Make your job work for you
Pregnant and working? Thinking of returning to your job after your baby is born? Or finding that facing the office is harder and harder now that you have a child to look after? Here are some ideas to help you banish those back-to-work blues.
I'm a working mum, and I have been from the moment I found out I was pregnant with my daughter. Because, contrary to popular opinion, the unique challenges faced by working mothers begin with the inevitable nausea that comes upon you, quite without warning, in the middle of an important meeting when you're nine weeks pregnant and haven't told anyone in the office yet. All at once, your mind is overwhelmed by questions: "Should I tell? Have they noticed how pale I am and how I can't stand the smell of the lunchroom fridge any more? How much longer can I get away with avoiding afterwork drinks on Friday? Can I hold out until 12 weeks? If I 'fess up now, will people think I'm not pulling my weight?"
That was me, a little over four years ago. I blurted the truth out to my boss one afternoon when she'd just pulled me into he boardroom to talk to me about something totally unrelated. I hadn't planned on announcing it to her that way - I hadn't actually figured out how to announce my pregnancy at all. I was the sixth woman caught up in a wave of pregnancies that had swept our office during the preceding few months, and instead of being excited about my baby news, I dreaded the "Don't drink the water!" jokes and the ignominy of being Last in Line.
At the time, I had no idea that a few years later, I'd be making a living as a working mum out of writing about being a working mum. Because, let's face it, the term "working mum" is almost redundant. What mother doesn't work? We all work, all day long, but for mums who work at a paying job, whether inside the home or out, the struggle to achieve balance between work and home is fraught with complications and difficulties.
There's no guilt like that of a working mother. Over the past four years of being a working mum, I've learned a lot about guilt. I've also learned a lot about how to cope with those feelings that you're somehow never going to get it together or have any kind of balance between work and motherhood and life in general. Here are my best tips for coping.
Redefine your image of the deal working mother
Before I became a working mum, I would have said the ideal working mother was meticulously groomed, regularly works out at the gym, is never late to drop her baby off at childcare, has homemade dinners on the table every night, lives in a spotlessly clean house, and still has time to host a book club once a month. Basically, the exact opposite of myself.
Think about the "ideal working mum" picture you have in your head, then compare it with reality. Is that kind of perfection really something you can achieve? Is it something anybody achieves? If you can't achieve it, why are you beating yourself up over it? We need to redefine what it means to be a working mother, and the definition needs to be something realistic, achievable, and just plain "good enough". If you're always trying to accomplish the impossible, you're just going to keep feeling more and more terrible about yourself when you can't reach those crazy goals.

▶ _WORK TO DO_:
[a] In the working-mum article, which number woman was the writer in the wave of pregnancies at the office?
[b] Reproduce the part of the working-mum article starting with "At the time, I" and going on through "tips for coping.".
Use only the working-mum article for what comes next.

▶ _Layout entries based on images_:

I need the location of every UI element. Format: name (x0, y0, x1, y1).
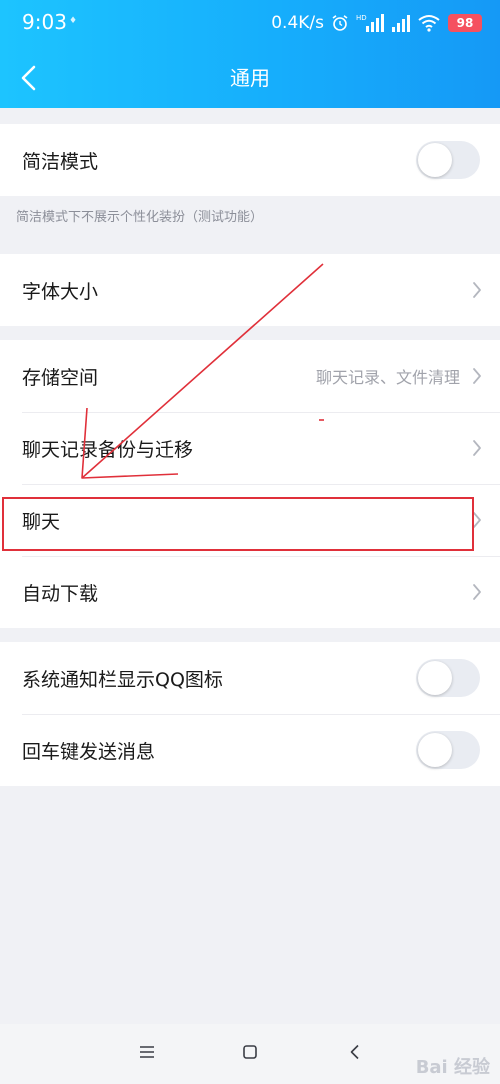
annotation-arrow-head (81, 407, 179, 479)
annotation-overlay (2, 263, 474, 551)
annotation-arrow-line (81, 263, 324, 479)
annotation-highlight-box (2, 497, 474, 551)
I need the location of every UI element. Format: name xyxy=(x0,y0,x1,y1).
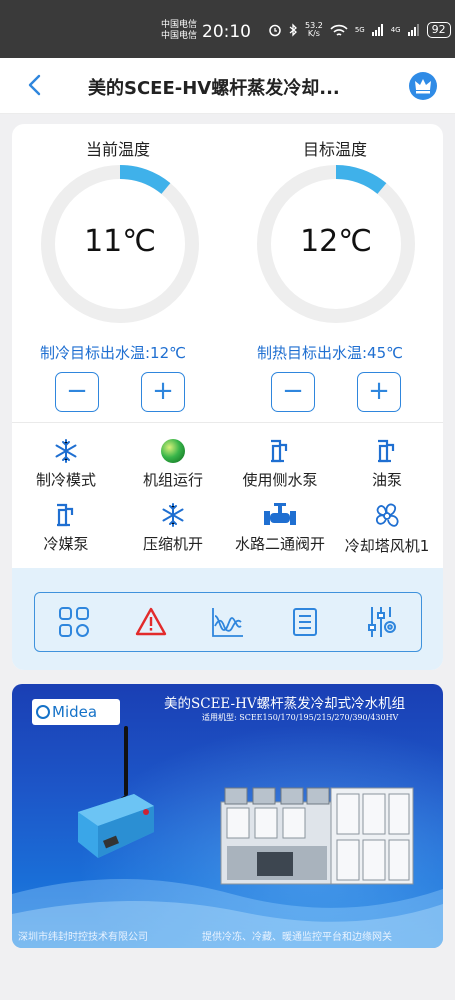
target-temp-value: 12℃ xyxy=(300,224,372,259)
alarm-warning-icon xyxy=(135,607,166,636)
trend-button[interactable] xyxy=(208,602,248,642)
banner-models: 适用机型: SCEE150/170/195/215/270/390/430HV xyxy=(202,713,399,722)
status-unit-running: 机组运行 xyxy=(118,438,228,490)
status-bar: 中国电信 中国电信 20:10 53.2 K/s 5G 4G 92 xyxy=(0,0,455,58)
cooling-decrease-button[interactable]: − xyxy=(55,372,99,412)
pump-icon xyxy=(57,503,74,527)
chiller-unit-image xyxy=(220,787,414,885)
fan-icon xyxy=(375,503,399,527)
cooling-setpoint: 制冷目标出水温:12℃ xyxy=(40,344,186,362)
snowflake-icon xyxy=(162,503,184,527)
pump-icon xyxy=(271,439,288,463)
promo-banner[interactable]: Midea 美的SCEE-HV螺杆蒸发冷却式冷水机组 适用机型: SCEE150… xyxy=(12,684,443,948)
target-temp-label: 目标温度 xyxy=(303,140,368,159)
carrier-info: 中国电信 中国电信 xyxy=(161,20,197,42)
net-speed: 53.2 K/s xyxy=(305,21,323,38)
toolbar-area xyxy=(12,568,443,670)
page-title: 美的SCEE-HV螺杆蒸发冷却... xyxy=(88,78,340,99)
pump-icon xyxy=(378,439,395,463)
crown-icon xyxy=(415,79,431,94)
current-temp-label: 当前温度 xyxy=(86,140,151,159)
banner-title: 美的SCEE-HV螺杆蒸发冷却式冷水机组 xyxy=(164,696,406,712)
status-compressor-on: 压缩机开 xyxy=(118,502,228,554)
heating-setpoint: 制热目标出水温:45℃ xyxy=(257,344,403,362)
chevron-left-icon xyxy=(28,74,41,96)
device-panel: 当前温度 目标温度 11℃ 12℃ 制冷目标出水温:12℃ 制热目标出水温:45… xyxy=(12,124,443,670)
signal-icon-2 xyxy=(407,24,419,36)
divider xyxy=(12,422,443,423)
heating-increase-button[interactable]: + xyxy=(357,372,401,412)
battery-indicator: 92 xyxy=(426,22,451,38)
signal-5g-label: 5G xyxy=(354,26,365,34)
signal-icon xyxy=(371,24,383,36)
midea-logo: Midea xyxy=(32,699,120,725)
status-cooling-mode: 制冷模式 xyxy=(12,438,121,490)
banner-company: 深圳市纬封时控技术有限公司 xyxy=(18,932,148,943)
function-toolbar xyxy=(34,592,422,652)
carrier-2: 中国电信 xyxy=(161,31,198,41)
trend-chart-icon xyxy=(212,608,243,637)
nav-bar: 美的SCEE-HV螺杆蒸发冷却... xyxy=(0,58,455,114)
heating-decrease-button[interactable]: − xyxy=(271,372,315,412)
status-oil-pump: 油泵 xyxy=(332,438,442,490)
status-refrigerant-pump: 冷媒泵 xyxy=(12,502,121,554)
clock: 20:10 xyxy=(202,22,251,42)
settings-sliders-icon xyxy=(368,607,397,637)
snowflake-icon xyxy=(55,439,77,463)
current-temp-value: 11℃ xyxy=(84,224,156,259)
status-icons: 53.2 K/s 5G 4G 92 xyxy=(268,22,451,38)
alarm-clock-icon xyxy=(269,24,281,37)
green-ball-icon xyxy=(161,439,185,463)
back-button[interactable] xyxy=(22,72,48,98)
cooling-increase-button[interactable]: + xyxy=(141,372,185,412)
records-button[interactable] xyxy=(285,602,325,642)
banner-slogan: 提供冷冻、冷藏、暖通监控平台和边缘网关 xyxy=(202,932,392,943)
status-cooling-tower-fan: 冷却塔风机1 xyxy=(332,502,442,556)
list-icon xyxy=(293,608,318,636)
status-user-side-pump: 使用侧水泵 xyxy=(225,438,335,490)
wifi-icon xyxy=(330,24,348,36)
settings-button[interactable] xyxy=(362,602,402,642)
crown-button[interactable] xyxy=(409,72,437,100)
bluetooth-icon xyxy=(289,23,297,37)
status-two-way-valve: 水路二通阀开 xyxy=(225,502,335,554)
valve-icon xyxy=(264,503,296,525)
carrier-1: 中国电信 xyxy=(161,20,198,30)
overview-button[interactable] xyxy=(54,602,94,642)
signal-4g-label: 4G xyxy=(390,26,401,34)
alarm-button[interactable] xyxy=(131,602,171,642)
gateway-device-icon xyxy=(78,794,154,858)
grid-icon xyxy=(58,607,89,637)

▶ _RESULTS OF THE EXERCISE_:
[a] The sixth.

[b]
At the time, I had no idea that a few years later, I'd be making a living as a working mum out of writing about being a working mum. Because, let's face it, the term "working mum" is almost redundant. What mother doesn't work? We all work, all day long, but for mums who work at a paying job, whether inside the home or out, the struggle to achieve balance between work and home is fraught with complications and difficulties.
There's no guilt like that of a working mother. Over the past four years of being a working mum, I've learned a lot about guilt. I've also learned a lot about how to cope with those feelings that you're somehow never going to get it together or have any kind of balance between work and motherhood and life in general. Here are my best tips for coping.